= EXERCISE DIRECTIONS =
Answer with a number only: how many lines of the data contain "CALCULATOR"?

= PROVIDED RECORDS =
+===+
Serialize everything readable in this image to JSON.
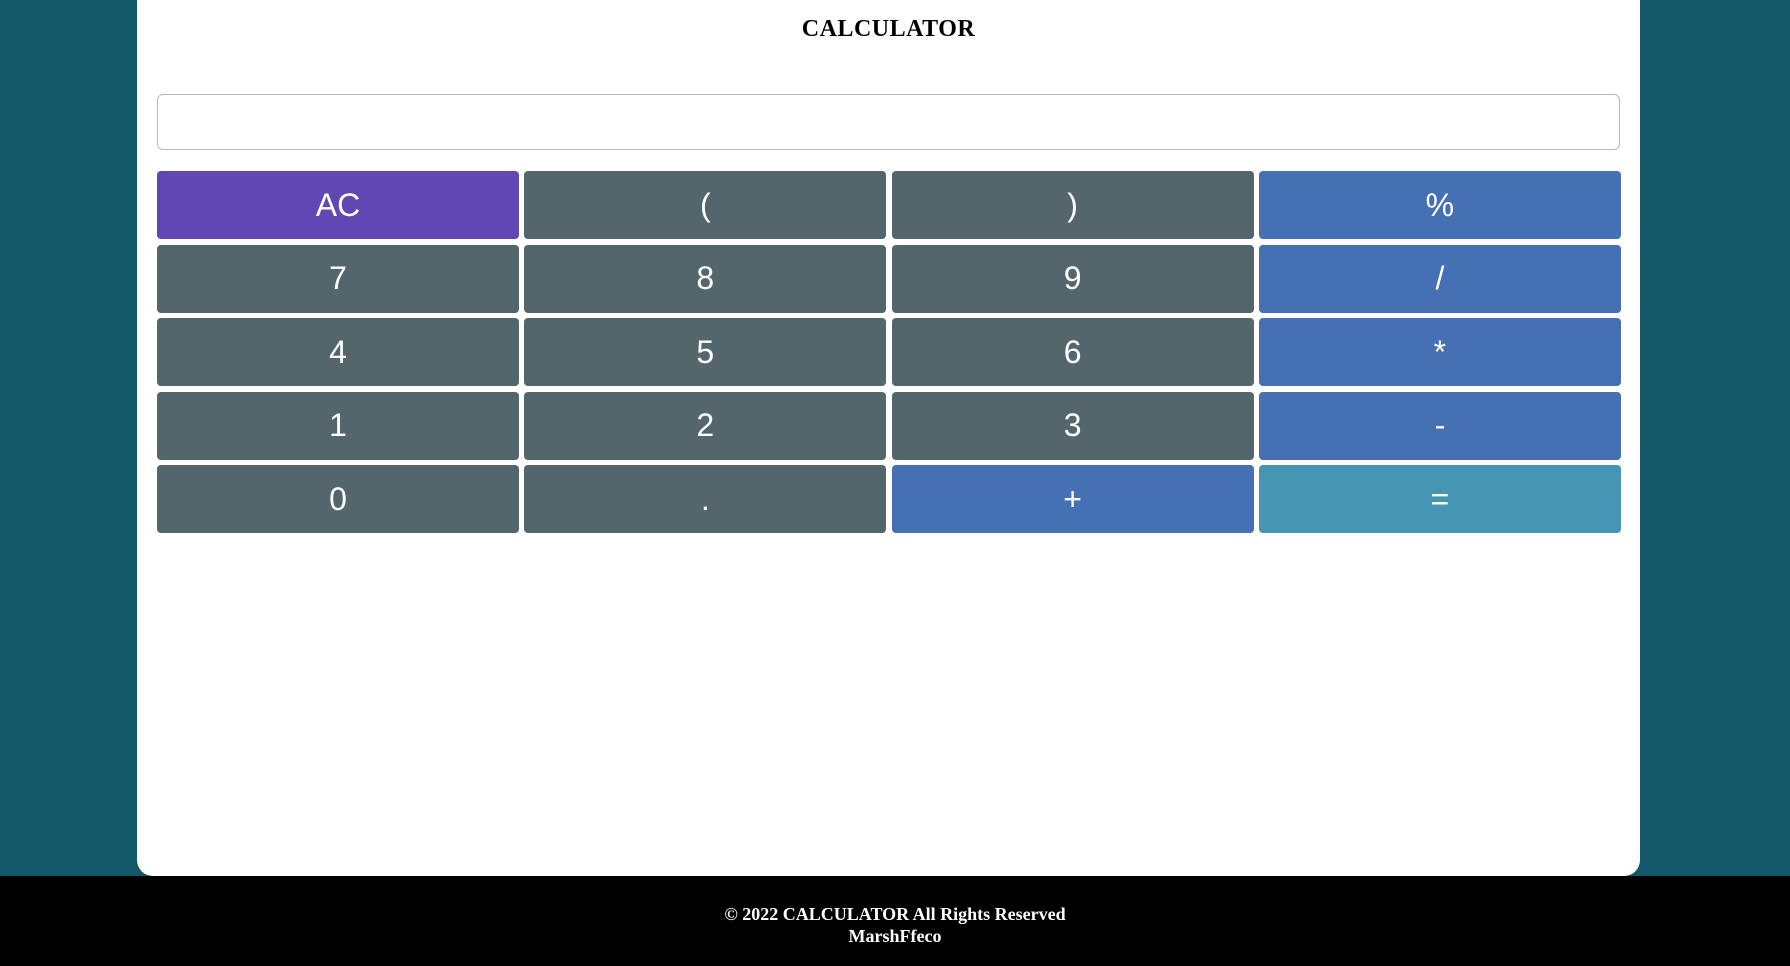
{
  "app": {
    "title": "CALCULATOR"
  },
  "display": {
    "value": "",
    "placeholder": ""
  },
  "keypad": {
    "keys": [
      {
        "label": "AC",
        "role": "clear"
      },
      {
        "label": "(",
        "role": "num"
      },
      {
        "label": ")",
        "role": "num"
      },
      {
        "label": "%",
        "role": "op"
      },
      {
        "label": "7",
        "role": "num"
      },
      {
        "label": "8",
        "role": "num"
      },
      {
        "label": "9",
        "role": "num"
      },
      {
        "label": "/",
        "role": "op"
      },
      {
        "label": "4",
        "role": "num"
      },
      {
        "label": "5",
        "role": "num"
      },
      {
        "label": "6",
        "role": "num"
      },
      {
        "label": "*",
        "role": "op"
      },
      {
        "label": "1",
        "role": "num"
      },
      {
        "label": "2",
        "role": "num"
      },
      {
        "label": "3",
        "role": "num"
      },
      {
        "label": "-",
        "role": "op"
      },
      {
        "label": "0",
        "role": "num"
      },
      {
        "label": ".",
        "role": "num"
      },
      {
        "label": "+",
        "role": "op"
      },
      {
        "label": "=",
        "role": "eq"
      }
    ]
  },
  "footer": {
    "copyright": "© 2022 CALCULATOR All Rights Reserved",
    "author": "MarshFfeco"
  },
  "colors": {
    "page_background": "#135868",
    "card_background": "#ffffff",
    "clear_key": "#6048b4",
    "number_key": "#52666c",
    "operator_key": "#4670b4",
    "equals_key": "#4595b3",
    "footer_background": "#000000"
  }
}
+===+
= RESULT OF THIS EXERCISE =
2